* Questions on the material
1) In the text passage on inner ear ischemia and hyperbaric oxygen, what percentage of total oxygen is dissolved in blood when 100% oxygen is inhaled at 2 atm?
2) Extend the text passage on inner ear ischemia and hyperbaric oxygen, picking up right after its final sentence.

* Text passage
§

In experimental animals, sudden hearing loss induced by artificial ischemia of the inner ear has been studied [23, 24]. Kimura [25] stated that animal models of vascular disorders were a useful tool for achieving a better understanding of ISSNHL: in sudden occlusion of the major vascular supply to the inner ear of guinea pigs, the cochlea was found to be more vulnerable than the vestibular labyrinth; the outer and inner hair cells and stria vascularis were most often affected.

Circulatory disorders of the inner ear cause cochlear ischemia, and thus lead to a decrease in partial oxygen pressure (pO2) in the perilymph; indeed, Nagahara et al [26] found low pO2 in the perilymph of patients with ISSNHL. The purpose of HBO in the treatment of ISSNHL is to increase pO2 in the blood and then, via diffusion, to increase pO2 in the inner ear fluids, which nourish the sensory and neural elements in the cochlea [27, 28]. HBO inhalation thereby stimulates cell metabolism in the inner ear even under conditions of poor blood supply [17]. Upon inhaling air at 1 atm, only 0.32% of total oxygen is dissolved in blood. If 100% oxygen is inhaled at 1 and 2 atm, the amounts of dissolved oxygen rise to 2.09 and 4.44%, respectively [17]. Lamm et al. [27] found that inhalation of 100% oxygen markedly increased pO2 in the perilymph of guinea pigs, and the increase multiplied under hyperbaric conditions. Moreover, the elevated level of pO2 in the perilymph remained significantly high for 60 min after the termination of the HBO treatment [28].

§

* Provided records
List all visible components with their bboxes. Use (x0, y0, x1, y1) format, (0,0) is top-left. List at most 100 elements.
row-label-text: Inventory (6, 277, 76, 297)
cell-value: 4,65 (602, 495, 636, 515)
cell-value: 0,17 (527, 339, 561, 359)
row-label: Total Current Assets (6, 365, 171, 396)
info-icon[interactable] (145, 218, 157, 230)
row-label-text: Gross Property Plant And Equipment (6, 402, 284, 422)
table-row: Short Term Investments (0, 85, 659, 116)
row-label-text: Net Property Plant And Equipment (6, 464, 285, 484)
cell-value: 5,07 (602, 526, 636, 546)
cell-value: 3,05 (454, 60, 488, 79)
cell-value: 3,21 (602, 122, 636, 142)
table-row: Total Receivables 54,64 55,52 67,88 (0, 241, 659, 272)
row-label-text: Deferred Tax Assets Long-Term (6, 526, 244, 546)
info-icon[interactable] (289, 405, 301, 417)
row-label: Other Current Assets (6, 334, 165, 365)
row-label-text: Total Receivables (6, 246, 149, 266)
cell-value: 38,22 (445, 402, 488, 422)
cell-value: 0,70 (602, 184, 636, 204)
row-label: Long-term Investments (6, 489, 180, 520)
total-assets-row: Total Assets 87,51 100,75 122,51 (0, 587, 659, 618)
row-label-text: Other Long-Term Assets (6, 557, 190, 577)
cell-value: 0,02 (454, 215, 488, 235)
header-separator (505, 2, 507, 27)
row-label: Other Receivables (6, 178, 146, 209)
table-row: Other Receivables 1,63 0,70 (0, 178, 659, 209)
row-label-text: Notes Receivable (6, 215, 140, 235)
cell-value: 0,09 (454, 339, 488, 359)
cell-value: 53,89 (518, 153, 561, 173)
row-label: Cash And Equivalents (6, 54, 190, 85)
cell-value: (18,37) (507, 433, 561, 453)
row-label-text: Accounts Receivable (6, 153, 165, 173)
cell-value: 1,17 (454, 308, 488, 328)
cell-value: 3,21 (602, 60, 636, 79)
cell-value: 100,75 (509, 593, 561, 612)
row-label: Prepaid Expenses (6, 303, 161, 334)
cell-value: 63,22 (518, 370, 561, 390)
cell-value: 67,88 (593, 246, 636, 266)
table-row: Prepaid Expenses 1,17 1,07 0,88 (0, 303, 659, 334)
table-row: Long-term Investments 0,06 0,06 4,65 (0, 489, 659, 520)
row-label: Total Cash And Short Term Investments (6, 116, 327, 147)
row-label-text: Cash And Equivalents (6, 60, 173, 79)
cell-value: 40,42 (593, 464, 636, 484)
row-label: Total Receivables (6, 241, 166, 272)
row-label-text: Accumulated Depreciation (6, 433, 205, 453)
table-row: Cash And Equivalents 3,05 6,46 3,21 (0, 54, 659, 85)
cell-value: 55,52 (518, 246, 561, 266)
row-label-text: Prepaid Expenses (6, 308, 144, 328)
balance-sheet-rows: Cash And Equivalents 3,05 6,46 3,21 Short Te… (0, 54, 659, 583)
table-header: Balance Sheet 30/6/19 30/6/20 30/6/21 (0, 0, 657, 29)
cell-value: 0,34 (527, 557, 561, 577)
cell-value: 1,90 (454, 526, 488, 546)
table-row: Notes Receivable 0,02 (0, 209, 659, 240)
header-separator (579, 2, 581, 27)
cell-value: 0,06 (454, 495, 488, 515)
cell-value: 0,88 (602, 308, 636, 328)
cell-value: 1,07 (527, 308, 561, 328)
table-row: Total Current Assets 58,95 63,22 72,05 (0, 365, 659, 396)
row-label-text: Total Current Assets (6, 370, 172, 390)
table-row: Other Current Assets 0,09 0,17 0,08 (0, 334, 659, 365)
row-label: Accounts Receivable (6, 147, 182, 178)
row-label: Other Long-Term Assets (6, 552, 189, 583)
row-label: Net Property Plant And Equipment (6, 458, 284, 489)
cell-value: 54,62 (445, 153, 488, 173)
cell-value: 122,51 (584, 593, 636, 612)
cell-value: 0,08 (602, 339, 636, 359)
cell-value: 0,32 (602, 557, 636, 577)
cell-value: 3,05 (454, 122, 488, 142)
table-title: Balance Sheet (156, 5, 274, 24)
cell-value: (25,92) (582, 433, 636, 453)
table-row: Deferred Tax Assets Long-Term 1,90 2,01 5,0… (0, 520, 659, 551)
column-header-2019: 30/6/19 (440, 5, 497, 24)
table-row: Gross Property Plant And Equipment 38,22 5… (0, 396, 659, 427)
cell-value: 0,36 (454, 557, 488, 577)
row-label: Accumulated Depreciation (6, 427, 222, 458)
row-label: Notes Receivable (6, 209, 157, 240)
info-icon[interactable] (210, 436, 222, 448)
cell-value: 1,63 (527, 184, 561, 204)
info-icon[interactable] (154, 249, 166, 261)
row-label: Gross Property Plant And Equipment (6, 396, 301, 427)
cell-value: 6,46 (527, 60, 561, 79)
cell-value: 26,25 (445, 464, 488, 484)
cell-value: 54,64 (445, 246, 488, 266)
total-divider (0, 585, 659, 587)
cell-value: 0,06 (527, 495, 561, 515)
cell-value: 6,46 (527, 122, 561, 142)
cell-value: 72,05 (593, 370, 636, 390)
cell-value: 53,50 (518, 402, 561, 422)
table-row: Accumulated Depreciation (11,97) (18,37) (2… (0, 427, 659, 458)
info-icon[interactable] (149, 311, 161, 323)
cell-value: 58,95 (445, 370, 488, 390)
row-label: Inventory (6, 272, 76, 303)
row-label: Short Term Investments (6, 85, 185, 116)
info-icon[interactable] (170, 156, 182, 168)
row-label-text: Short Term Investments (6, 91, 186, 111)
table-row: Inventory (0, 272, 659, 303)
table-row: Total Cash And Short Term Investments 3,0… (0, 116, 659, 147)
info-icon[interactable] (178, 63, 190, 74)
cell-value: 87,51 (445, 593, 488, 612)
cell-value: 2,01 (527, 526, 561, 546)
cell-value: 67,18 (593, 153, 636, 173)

§

* Expected responses
1) 4.44%

2)
On the other hand, HBO may augment the production of reactive oxygen species and may exert cytotxic effects. Several detoxification and antioxidant enzymes such as catalase, superoxide dismutase, glutathione peroxidase, glutathione reductase and glutathione S-transferase have been demonstrated in the cochlea [29]. Additionally, Gregorevic et al. [30] found that acute and repeated HBO inhalation modifies the activity of antioxidant enzymes in skeletal muscles. These biochemical processes may cause oxygen toxicity in the airway and central nervous system, including laryngeal pain, cough, dyspnea, or generalized convulsions [31]. However, the cytotoxic effects of oxidants are thought to be negligible in clinical HBO administration under 2–3 atm at sessions of no longer than 1 h [31]. Plafki et al. [32] investigated complications and side effects in a total of 11,376 HBO therapy sessions in 782 patients treated for various indications. In Plafki’s study, barotraumatic lesions were verified by visual otological examination using otomicroscopy in 3.8% of all patients, barotrauma of the paranasal sinuses rarely occurred, and no barotraumatic lesions of the inner ear or lung were noted. Fernau et al. [33] examined 33 patients who underwent HBO therapy, finding that 15 (45%) of them showed evidence of eustachian tube dysfunction: all 15 patients complained of a sensation of ear fullness, 13 (39%) developed otitis media with effusion, and 7 (21%) required tympanostomy tube insertion. Compared with these previous reports, the incidence of middle ear complications was low in our study. The anti-inflammatory effect of hydrocortisone administered together with the HBO therapy may have reduced vascular permeability, edema and the inflammatory responses of constituent cells in the middle ear.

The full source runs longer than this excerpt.